-- START Extracted data --

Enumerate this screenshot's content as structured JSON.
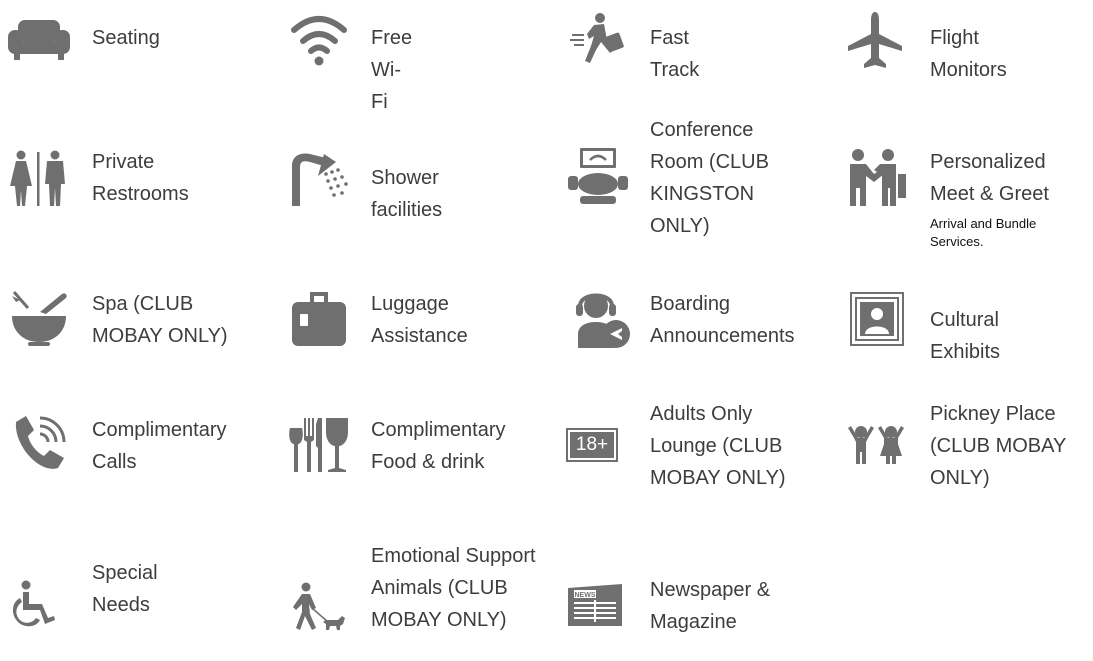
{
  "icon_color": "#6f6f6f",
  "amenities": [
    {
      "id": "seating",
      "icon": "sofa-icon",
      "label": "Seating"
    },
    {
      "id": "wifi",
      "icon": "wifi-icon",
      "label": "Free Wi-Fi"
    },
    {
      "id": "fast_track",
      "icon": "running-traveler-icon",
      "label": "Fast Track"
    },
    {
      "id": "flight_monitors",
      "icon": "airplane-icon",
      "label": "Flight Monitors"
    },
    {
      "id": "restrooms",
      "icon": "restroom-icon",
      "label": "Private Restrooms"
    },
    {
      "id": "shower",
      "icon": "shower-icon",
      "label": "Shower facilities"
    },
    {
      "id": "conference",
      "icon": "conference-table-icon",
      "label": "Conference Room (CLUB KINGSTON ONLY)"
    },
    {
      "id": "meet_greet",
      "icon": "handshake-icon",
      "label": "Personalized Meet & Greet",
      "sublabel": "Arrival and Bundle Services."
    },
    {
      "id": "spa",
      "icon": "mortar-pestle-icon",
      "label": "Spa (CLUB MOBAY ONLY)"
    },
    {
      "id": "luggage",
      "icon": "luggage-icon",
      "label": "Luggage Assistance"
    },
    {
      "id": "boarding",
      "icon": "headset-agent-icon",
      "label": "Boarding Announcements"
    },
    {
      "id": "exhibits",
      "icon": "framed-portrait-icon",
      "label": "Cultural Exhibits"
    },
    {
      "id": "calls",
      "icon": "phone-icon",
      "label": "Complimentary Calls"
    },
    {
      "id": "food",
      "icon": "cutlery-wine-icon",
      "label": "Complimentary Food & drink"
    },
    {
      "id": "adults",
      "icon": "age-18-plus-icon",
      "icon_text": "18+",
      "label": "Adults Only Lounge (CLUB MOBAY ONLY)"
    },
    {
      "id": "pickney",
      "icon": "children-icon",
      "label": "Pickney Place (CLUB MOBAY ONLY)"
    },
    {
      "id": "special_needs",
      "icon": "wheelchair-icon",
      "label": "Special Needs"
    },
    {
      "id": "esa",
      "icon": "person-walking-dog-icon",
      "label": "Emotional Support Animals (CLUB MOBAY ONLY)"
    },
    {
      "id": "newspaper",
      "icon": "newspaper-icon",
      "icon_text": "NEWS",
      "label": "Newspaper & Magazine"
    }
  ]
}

-- END Extracted data --

Filter the records for lines holding the string "MOBAY". Copy each one.

[Solution for this task]
      "label": "Spa (CLUB MOBAY ONLY)"
      "label": "Adults Only Lounge (CLUB MOBAY ONLY)"
      "label": "Pickney Place (CLUB MOBAY ONLY)"
      "label": "Emotional Support Animals (CLUB MOBAY ONLY)"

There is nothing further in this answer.